■ Data:
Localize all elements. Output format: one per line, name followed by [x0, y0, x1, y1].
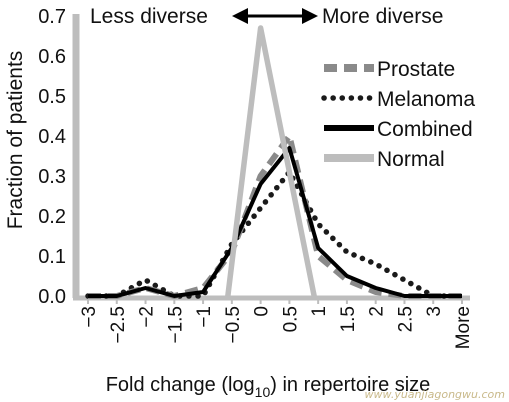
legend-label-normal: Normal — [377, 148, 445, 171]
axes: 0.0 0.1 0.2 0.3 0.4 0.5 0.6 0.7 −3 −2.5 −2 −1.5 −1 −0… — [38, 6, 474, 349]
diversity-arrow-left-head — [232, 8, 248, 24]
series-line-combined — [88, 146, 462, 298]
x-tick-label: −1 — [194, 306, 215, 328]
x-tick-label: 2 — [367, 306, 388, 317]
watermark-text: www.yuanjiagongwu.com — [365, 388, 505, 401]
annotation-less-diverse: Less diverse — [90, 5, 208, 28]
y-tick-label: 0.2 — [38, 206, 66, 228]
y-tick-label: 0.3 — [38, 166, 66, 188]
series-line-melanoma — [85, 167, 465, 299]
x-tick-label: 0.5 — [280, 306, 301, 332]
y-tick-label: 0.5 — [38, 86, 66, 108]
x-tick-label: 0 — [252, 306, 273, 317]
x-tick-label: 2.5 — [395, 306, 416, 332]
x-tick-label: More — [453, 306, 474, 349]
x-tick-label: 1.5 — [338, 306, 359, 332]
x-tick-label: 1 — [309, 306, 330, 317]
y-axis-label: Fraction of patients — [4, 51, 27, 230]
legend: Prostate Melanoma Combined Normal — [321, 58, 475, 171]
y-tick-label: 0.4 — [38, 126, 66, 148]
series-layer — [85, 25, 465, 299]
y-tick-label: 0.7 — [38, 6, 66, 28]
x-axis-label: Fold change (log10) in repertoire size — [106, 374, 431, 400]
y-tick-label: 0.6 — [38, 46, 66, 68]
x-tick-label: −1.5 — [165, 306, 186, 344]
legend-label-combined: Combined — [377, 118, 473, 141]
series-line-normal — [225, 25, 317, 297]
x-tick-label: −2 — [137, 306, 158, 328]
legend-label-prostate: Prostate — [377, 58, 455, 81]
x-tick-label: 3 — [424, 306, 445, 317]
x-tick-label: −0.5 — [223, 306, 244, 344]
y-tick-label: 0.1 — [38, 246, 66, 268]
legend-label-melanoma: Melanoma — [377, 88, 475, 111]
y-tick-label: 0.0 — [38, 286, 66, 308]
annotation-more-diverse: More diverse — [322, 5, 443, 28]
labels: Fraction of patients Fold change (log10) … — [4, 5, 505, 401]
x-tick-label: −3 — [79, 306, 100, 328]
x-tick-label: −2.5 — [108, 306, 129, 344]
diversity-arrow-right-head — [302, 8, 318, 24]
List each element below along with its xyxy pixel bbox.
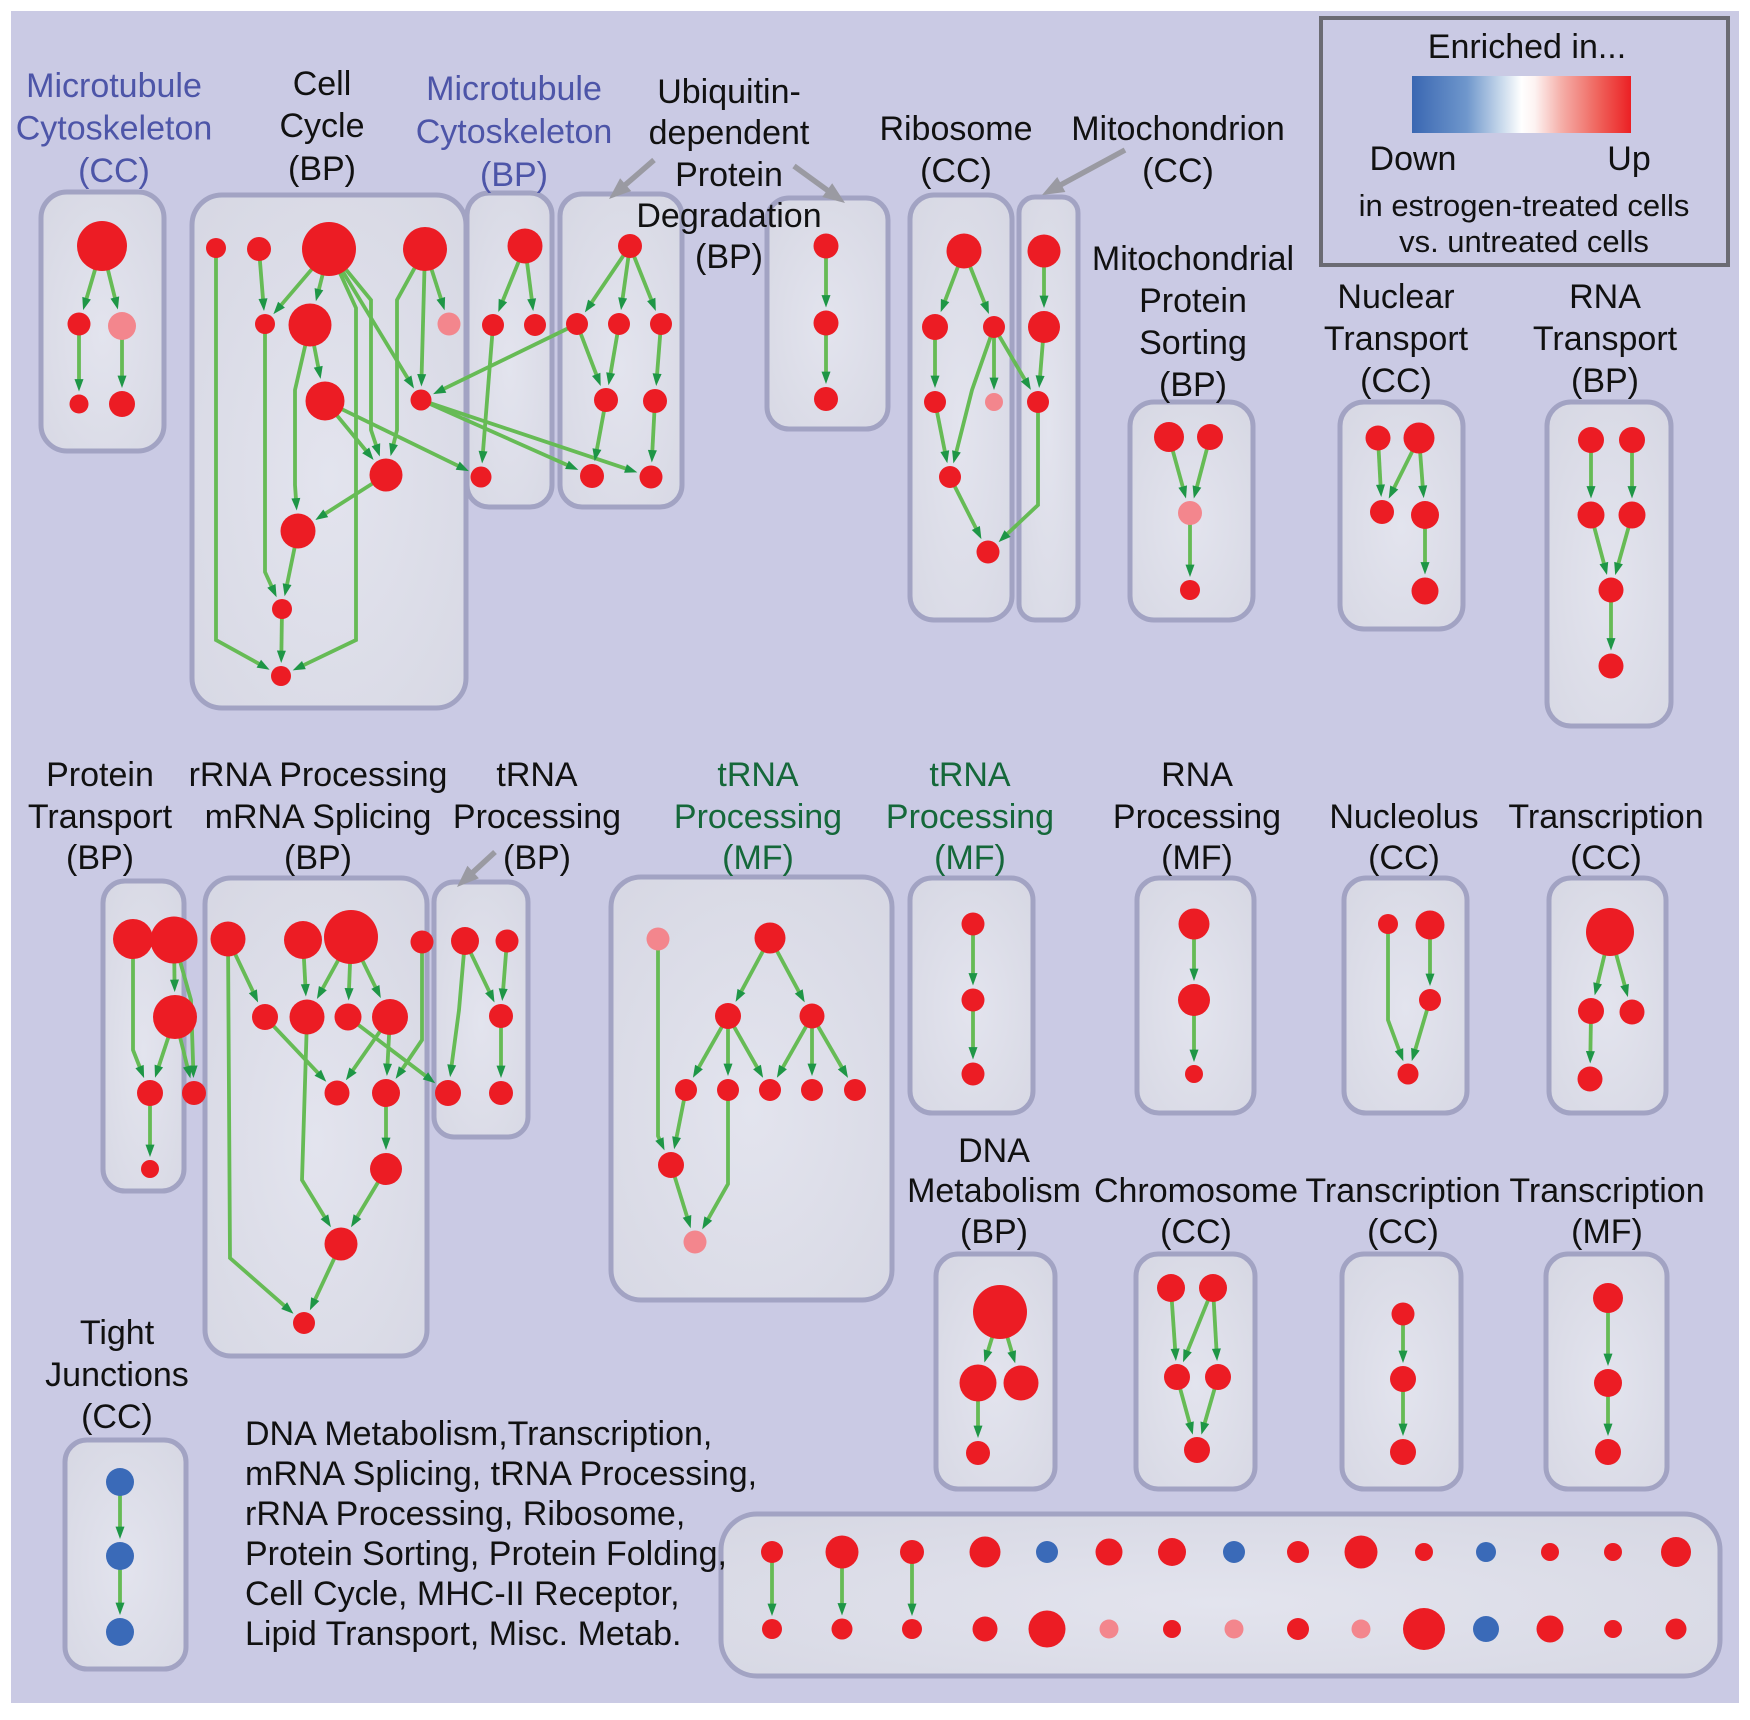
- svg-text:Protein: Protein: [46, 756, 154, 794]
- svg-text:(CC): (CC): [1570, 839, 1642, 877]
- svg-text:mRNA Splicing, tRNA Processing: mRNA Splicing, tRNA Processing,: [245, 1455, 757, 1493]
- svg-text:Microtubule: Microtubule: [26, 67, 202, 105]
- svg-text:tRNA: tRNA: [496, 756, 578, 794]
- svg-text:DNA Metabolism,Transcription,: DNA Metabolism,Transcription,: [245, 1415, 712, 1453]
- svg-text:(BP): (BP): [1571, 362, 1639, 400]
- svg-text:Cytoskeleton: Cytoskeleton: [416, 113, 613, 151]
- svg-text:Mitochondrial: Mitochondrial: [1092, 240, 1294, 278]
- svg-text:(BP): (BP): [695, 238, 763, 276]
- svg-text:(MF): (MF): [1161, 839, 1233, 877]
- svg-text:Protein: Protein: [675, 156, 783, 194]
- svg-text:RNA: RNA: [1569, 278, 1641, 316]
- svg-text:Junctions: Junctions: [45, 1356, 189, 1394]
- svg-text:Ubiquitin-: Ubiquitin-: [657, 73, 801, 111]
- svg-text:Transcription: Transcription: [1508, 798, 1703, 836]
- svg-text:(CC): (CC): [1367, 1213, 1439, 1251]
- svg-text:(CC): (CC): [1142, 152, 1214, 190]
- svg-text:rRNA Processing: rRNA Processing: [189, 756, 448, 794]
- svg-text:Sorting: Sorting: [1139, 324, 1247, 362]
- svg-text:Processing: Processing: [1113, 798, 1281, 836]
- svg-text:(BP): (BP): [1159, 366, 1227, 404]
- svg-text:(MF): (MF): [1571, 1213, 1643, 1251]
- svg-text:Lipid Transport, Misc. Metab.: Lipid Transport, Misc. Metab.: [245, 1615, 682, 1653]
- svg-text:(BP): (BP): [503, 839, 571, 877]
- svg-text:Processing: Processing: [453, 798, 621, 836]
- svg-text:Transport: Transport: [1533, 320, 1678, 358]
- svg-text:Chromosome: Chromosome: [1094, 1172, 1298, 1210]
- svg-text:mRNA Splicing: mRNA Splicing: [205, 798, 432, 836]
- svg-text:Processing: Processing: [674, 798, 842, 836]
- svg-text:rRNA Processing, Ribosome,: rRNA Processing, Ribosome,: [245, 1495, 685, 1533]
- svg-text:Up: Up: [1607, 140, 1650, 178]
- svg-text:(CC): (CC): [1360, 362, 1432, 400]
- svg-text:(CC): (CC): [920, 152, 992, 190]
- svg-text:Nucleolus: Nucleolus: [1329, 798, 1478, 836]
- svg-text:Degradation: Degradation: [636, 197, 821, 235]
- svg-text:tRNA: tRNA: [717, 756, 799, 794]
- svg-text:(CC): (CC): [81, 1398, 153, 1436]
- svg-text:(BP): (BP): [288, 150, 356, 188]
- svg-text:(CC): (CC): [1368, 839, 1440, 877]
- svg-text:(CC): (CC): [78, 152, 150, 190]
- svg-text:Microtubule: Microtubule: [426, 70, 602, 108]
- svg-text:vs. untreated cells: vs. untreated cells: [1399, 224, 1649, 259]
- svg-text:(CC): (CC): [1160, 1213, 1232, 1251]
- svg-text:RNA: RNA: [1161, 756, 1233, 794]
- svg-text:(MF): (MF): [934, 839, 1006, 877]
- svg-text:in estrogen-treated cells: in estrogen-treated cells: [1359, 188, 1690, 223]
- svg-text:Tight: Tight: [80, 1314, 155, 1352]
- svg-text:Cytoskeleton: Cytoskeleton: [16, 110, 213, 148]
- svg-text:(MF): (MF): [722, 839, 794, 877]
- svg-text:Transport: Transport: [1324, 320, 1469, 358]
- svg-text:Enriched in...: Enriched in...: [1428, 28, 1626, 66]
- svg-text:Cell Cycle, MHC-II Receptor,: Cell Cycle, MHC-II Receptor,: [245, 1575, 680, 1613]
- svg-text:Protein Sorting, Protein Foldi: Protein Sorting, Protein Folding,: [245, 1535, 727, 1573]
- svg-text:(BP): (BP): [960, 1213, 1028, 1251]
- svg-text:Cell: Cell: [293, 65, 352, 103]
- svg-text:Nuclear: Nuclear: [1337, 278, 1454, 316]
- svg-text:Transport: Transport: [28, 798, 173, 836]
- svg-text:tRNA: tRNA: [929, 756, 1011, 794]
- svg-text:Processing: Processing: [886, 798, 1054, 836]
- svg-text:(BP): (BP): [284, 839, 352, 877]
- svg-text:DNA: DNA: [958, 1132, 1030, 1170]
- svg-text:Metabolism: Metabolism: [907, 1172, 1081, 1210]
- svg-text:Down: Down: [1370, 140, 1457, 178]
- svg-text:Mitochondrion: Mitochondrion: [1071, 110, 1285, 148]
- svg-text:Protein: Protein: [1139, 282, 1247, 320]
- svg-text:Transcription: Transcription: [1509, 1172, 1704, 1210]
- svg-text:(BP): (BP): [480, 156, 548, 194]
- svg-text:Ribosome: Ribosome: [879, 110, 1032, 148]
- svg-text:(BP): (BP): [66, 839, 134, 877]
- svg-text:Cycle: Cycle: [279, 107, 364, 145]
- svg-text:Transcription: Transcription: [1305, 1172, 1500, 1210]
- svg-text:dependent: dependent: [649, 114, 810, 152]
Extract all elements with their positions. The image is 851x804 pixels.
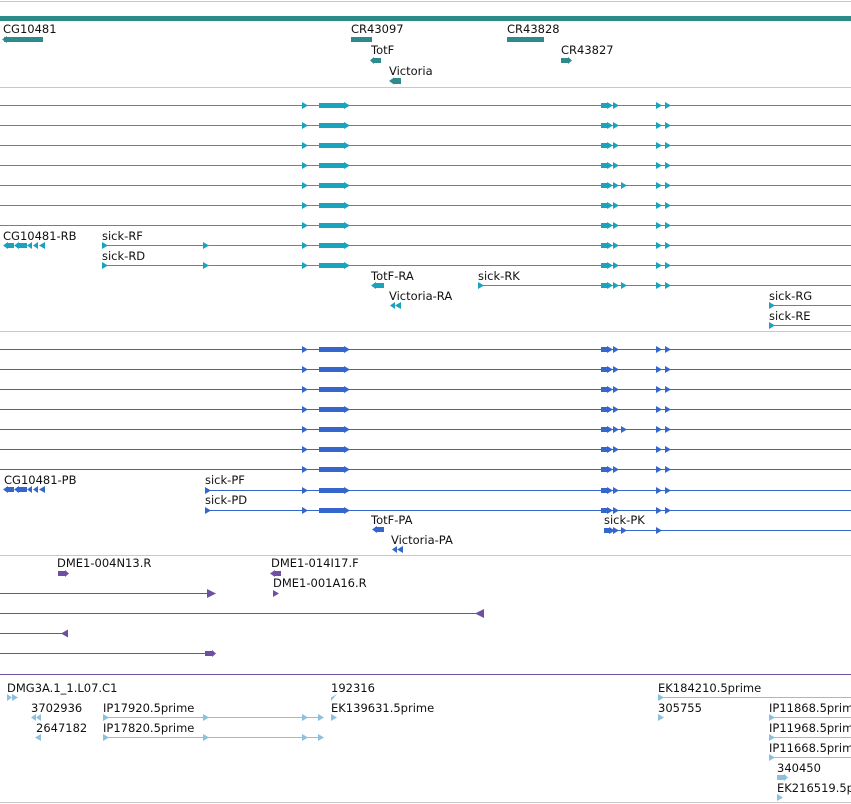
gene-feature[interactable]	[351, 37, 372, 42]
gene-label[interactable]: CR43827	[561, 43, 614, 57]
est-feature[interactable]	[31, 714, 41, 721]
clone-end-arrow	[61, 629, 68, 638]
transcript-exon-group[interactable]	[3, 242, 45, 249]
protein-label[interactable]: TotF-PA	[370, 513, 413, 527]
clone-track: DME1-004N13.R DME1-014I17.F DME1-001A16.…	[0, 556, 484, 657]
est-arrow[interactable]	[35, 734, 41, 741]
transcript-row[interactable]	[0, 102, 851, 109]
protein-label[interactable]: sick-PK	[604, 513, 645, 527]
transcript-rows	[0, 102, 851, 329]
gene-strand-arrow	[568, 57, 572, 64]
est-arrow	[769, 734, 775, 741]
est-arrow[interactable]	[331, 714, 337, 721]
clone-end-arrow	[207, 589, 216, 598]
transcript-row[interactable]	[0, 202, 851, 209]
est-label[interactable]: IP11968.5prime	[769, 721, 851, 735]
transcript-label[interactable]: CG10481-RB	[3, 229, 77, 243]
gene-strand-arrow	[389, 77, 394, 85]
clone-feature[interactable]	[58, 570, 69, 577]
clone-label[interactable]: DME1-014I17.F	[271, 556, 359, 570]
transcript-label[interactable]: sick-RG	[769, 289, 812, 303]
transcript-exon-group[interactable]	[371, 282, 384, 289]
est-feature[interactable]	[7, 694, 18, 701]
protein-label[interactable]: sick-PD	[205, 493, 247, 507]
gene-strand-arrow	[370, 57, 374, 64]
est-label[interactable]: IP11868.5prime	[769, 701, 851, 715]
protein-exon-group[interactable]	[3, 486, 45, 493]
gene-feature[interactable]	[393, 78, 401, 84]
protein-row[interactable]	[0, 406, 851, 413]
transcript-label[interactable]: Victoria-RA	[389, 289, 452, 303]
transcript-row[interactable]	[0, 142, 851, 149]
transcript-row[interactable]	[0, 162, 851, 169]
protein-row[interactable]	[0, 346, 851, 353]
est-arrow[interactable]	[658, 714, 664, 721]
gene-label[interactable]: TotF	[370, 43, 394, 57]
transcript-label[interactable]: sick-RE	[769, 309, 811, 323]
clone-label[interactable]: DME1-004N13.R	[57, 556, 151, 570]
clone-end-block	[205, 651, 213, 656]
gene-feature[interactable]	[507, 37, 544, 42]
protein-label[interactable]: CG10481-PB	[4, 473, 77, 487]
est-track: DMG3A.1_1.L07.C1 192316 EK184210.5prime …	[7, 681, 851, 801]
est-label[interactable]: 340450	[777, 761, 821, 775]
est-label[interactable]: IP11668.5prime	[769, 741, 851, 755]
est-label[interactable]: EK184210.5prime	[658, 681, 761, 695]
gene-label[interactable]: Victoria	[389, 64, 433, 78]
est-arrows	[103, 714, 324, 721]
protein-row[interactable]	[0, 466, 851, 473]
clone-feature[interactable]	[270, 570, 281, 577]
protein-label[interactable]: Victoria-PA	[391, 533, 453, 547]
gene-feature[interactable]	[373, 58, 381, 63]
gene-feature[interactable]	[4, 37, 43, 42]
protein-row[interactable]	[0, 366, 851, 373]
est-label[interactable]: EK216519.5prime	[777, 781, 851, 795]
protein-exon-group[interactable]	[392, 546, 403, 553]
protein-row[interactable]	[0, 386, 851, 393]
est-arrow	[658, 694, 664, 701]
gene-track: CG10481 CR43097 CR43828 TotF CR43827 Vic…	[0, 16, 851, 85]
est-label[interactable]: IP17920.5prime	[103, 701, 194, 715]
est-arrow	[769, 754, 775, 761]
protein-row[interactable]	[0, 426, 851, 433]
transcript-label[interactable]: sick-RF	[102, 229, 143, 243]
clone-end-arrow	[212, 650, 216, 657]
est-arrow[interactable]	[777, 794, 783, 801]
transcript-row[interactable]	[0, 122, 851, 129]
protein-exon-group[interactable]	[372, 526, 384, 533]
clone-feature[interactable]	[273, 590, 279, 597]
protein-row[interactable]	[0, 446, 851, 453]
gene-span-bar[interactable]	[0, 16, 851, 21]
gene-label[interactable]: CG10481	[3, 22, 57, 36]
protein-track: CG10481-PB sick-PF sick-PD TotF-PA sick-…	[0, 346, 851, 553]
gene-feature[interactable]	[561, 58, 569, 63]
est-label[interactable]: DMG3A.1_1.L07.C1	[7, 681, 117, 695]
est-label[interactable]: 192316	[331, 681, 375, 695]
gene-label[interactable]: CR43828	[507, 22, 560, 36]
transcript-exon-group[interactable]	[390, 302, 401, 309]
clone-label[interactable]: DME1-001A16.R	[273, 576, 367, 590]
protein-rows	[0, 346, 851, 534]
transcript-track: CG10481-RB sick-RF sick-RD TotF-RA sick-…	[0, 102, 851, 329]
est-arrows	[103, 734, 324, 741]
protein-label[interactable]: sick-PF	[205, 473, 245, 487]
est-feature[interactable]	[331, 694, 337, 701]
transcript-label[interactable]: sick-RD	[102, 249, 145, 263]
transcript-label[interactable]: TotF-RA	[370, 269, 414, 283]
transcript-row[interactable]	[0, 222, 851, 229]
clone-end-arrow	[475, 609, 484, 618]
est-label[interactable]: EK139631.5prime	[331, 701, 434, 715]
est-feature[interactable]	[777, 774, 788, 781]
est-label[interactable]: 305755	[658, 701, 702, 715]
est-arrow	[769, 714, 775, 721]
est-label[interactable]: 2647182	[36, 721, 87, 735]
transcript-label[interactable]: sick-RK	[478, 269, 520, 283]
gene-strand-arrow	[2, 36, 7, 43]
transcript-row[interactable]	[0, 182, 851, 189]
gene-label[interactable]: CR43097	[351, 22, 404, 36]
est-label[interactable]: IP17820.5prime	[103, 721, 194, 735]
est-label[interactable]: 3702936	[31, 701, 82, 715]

■ Problem:
Each line above with the string "series" should be reported in full.

■ Result for this exercise:
series-line-combined — [88, 146, 462, 298]
series-line-melanoma — [85, 167, 465, 299]
series-layer — [85, 25, 465, 299]
series-line-normal — [225, 25, 317, 297]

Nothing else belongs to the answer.